- _AVAILABLE DATA_
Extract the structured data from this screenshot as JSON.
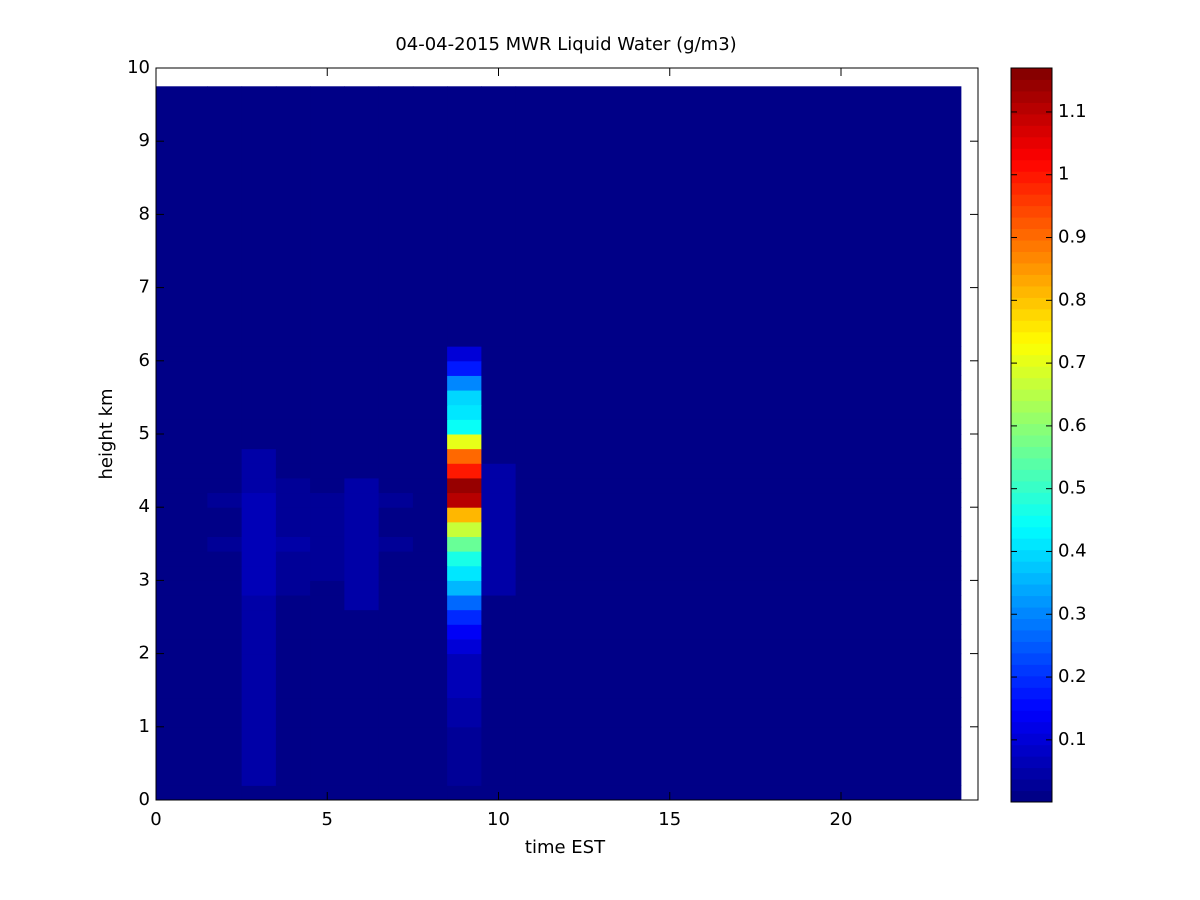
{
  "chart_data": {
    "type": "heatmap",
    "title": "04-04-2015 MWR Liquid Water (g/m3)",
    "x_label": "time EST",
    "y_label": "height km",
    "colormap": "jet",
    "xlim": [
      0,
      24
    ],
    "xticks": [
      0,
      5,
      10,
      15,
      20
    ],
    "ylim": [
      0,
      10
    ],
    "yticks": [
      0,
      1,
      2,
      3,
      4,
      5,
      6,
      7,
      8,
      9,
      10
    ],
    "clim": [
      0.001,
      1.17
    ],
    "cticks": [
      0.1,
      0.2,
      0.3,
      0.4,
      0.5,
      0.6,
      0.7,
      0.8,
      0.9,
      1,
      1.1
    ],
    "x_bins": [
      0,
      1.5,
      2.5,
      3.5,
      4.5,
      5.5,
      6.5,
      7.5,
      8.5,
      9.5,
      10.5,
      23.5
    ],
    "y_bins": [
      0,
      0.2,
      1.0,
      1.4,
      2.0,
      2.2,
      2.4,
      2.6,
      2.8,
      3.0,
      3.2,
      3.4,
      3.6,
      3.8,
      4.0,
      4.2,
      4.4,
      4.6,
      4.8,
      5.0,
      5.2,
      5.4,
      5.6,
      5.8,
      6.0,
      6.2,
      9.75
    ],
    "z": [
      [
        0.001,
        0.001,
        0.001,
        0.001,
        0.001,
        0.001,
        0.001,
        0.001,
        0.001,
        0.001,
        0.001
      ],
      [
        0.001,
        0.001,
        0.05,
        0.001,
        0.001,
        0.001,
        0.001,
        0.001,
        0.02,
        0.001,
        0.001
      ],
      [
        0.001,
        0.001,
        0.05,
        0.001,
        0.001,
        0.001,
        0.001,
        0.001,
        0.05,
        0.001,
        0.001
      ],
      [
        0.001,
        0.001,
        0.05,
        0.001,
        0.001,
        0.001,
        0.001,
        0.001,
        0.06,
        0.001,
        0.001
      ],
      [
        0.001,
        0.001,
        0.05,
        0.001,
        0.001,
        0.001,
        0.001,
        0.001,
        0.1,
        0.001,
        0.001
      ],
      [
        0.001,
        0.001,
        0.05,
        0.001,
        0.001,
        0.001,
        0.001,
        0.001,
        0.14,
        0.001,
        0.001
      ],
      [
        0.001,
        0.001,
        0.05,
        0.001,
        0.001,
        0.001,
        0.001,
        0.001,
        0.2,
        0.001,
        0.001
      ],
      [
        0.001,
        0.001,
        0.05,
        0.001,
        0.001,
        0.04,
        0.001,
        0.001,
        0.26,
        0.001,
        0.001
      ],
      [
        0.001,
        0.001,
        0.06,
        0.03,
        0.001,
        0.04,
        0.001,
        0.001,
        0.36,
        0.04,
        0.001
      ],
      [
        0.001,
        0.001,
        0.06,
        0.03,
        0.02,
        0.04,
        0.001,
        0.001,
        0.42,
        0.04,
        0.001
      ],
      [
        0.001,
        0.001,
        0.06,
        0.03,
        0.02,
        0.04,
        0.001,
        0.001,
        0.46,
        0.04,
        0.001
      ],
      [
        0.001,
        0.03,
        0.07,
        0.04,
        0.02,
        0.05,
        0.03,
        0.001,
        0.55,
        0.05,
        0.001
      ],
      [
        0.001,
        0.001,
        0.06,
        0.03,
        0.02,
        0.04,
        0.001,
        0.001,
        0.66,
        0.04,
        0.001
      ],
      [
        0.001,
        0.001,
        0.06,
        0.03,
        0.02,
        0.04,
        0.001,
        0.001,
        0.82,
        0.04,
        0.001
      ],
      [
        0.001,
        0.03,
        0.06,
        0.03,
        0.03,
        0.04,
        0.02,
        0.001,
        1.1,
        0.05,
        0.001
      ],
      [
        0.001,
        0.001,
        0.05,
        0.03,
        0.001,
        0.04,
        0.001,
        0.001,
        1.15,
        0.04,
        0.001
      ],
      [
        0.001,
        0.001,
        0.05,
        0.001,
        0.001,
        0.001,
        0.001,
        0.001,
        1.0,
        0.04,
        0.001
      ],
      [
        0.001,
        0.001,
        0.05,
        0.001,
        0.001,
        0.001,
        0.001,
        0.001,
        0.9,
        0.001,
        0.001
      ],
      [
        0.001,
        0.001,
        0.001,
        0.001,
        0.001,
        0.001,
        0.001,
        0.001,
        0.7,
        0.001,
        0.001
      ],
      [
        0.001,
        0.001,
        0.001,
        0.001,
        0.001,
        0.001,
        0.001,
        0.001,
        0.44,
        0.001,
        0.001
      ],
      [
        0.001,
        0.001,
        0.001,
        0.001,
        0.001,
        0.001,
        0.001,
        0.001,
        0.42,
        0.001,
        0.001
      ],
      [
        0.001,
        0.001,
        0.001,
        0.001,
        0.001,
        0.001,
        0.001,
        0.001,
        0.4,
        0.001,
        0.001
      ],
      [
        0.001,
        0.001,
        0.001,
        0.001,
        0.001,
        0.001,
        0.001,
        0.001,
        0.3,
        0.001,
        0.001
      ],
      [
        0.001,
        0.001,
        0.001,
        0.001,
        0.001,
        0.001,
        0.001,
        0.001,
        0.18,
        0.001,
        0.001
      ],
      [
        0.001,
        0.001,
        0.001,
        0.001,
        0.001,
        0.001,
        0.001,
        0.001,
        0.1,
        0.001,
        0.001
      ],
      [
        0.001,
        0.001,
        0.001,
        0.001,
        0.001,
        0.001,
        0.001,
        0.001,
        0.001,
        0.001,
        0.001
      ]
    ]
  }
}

- _INSTRUCTIONS FOR THE TASK_
Repeat all of the entries word for word, but omit the pictures.

- _EXERCISE SOLUTION_
Extract the structured data from this screenshot as JSON.
{
  "chart_data": {
    "type": "heatmap",
    "title": "04-04-2015 MWR Liquid Water (g/m3)",
    "x_label": "time EST",
    "y_label": "height km",
    "colormap": "jet",
    "xlim": [
      0,
      24
    ],
    "xticks": [
      0,
      5,
      10,
      15,
      20
    ],
    "ylim": [
      0,
      10
    ],
    "yticks": [
      0,
      1,
      2,
      3,
      4,
      5,
      6,
      7,
      8,
      9,
      10
    ],
    "clim": [
      0.001,
      1.17
    ],
    "cticks": [
      0.1,
      0.2,
      0.3,
      0.4,
      0.5,
      0.6,
      0.7,
      0.8,
      0.9,
      1,
      1.1
    ],
    "x_bins": [
      0,
      1.5,
      2.5,
      3.5,
      4.5,
      5.5,
      6.5,
      7.5,
      8.5,
      9.5,
      10.5,
      23.5
    ],
    "y_bins": [
      0,
      0.2,
      1.0,
      1.4,
      2.0,
      2.2,
      2.4,
      2.6,
      2.8,
      3.0,
      3.2,
      3.4,
      3.6,
      3.8,
      4.0,
      4.2,
      4.4,
      4.6,
      4.8,
      5.0,
      5.2,
      5.4,
      5.6,
      5.8,
      6.0,
      6.2,
      9.75
    ],
    "z": [
      [
        0.001,
        0.001,
        0.001,
        0.001,
        0.001,
        0.001,
        0.001,
        0.001,
        0.001,
        0.001,
        0.001
      ],
      [
        0.001,
        0.001,
        0.05,
        0.001,
        0.001,
        0.001,
        0.001,
        0.001,
        0.02,
        0.001,
        0.001
      ],
      [
        0.001,
        0.001,
        0.05,
        0.001,
        0.001,
        0.001,
        0.001,
        0.001,
        0.05,
        0.001,
        0.001
      ],
      [
        0.001,
        0.001,
        0.05,
        0.001,
        0.001,
        0.001,
        0.001,
        0.001,
        0.06,
        0.001,
        0.001
      ],
      [
        0.001,
        0.001,
        0.05,
        0.001,
        0.001,
        0.001,
        0.001,
        0.001,
        0.1,
        0.001,
        0.001
      ],
      [
        0.001,
        0.001,
        0.05,
        0.001,
        0.001,
        0.001,
        0.001,
        0.001,
        0.14,
        0.001,
        0.001
      ],
      [
        0.001,
        0.001,
        0.05,
        0.001,
        0.001,
        0.001,
        0.001,
        0.001,
        0.2,
        0.001,
        0.001
      ],
      [
        0.001,
        0.001,
        0.05,
        0.001,
        0.001,
        0.04,
        0.001,
        0.001,
        0.26,
        0.001,
        0.001
      ],
      [
        0.001,
        0.001,
        0.06,
        0.03,
        0.001,
        0.04,
        0.001,
        0.001,
        0.36,
        0.04,
        0.001
      ],
      [
        0.001,
        0.001,
        0.06,
        0.03,
        0.02,
        0.04,
        0.001,
        0.001,
        0.42,
        0.04,
        0.001
      ],
      [
        0.001,
        0.001,
        0.06,
        0.03,
        0.02,
        0.04,
        0.001,
        0.001,
        0.46,
        0.04,
        0.001
      ],
      [
        0.001,
        0.03,
        0.07,
        0.04,
        0.02,
        0.05,
        0.03,
        0.001,
        0.55,
        0.05,
        0.001
      ],
      [
        0.001,
        0.001,
        0.06,
        0.03,
        0.02,
        0.04,
        0.001,
        0.001,
        0.66,
        0.04,
        0.001
      ],
      [
        0.001,
        0.001,
        0.06,
        0.03,
        0.02,
        0.04,
        0.001,
        0.001,
        0.82,
        0.04,
        0.001
      ],
      [
        0.001,
        0.03,
        0.06,
        0.03,
        0.03,
        0.04,
        0.02,
        0.001,
        1.1,
        0.05,
        0.001
      ],
      [
        0.001,
        0.001,
        0.05,
        0.03,
        0.001,
        0.04,
        0.001,
        0.001,
        1.15,
        0.04,
        0.001
      ],
      [
        0.001,
        0.001,
        0.05,
        0.001,
        0.001,
        0.001,
        0.001,
        0.001,
        1.0,
        0.04,
        0.001
      ],
      [
        0.001,
        0.001,
        0.05,
        0.001,
        0.001,
        0.001,
        0.001,
        0.001,
        0.9,
        0.001,
        0.001
      ],
      [
        0.001,
        0.001,
        0.001,
        0.001,
        0.001,
        0.001,
        0.001,
        0.001,
        0.7,
        0.001,
        0.001
      ],
      [
        0.001,
        0.001,
        0.001,
        0.001,
        0.001,
        0.001,
        0.001,
        0.001,
        0.44,
        0.001,
        0.001
      ],
      [
        0.001,
        0.001,
        0.001,
        0.001,
        0.001,
        0.001,
        0.001,
        0.001,
        0.42,
        0.001,
        0.001
      ],
      [
        0.001,
        0.001,
        0.001,
        0.001,
        0.001,
        0.001,
        0.001,
        0.001,
        0.4,
        0.001,
        0.001
      ],
      [
        0.001,
        0.001,
        0.001,
        0.001,
        0.001,
        0.001,
        0.001,
        0.001,
        0.3,
        0.001,
        0.001
      ],
      [
        0.001,
        0.001,
        0.001,
        0.001,
        0.001,
        0.001,
        0.001,
        0.001,
        0.18,
        0.001,
        0.001
      ],
      [
        0.001,
        0.001,
        0.001,
        0.001,
        0.001,
        0.001,
        0.001,
        0.001,
        0.1,
        0.001,
        0.001
      ],
      [
        0.001,
        0.001,
        0.001,
        0.001,
        0.001,
        0.001,
        0.001,
        0.001,
        0.001,
        0.001,
        0.001
      ]
    ]
  }
}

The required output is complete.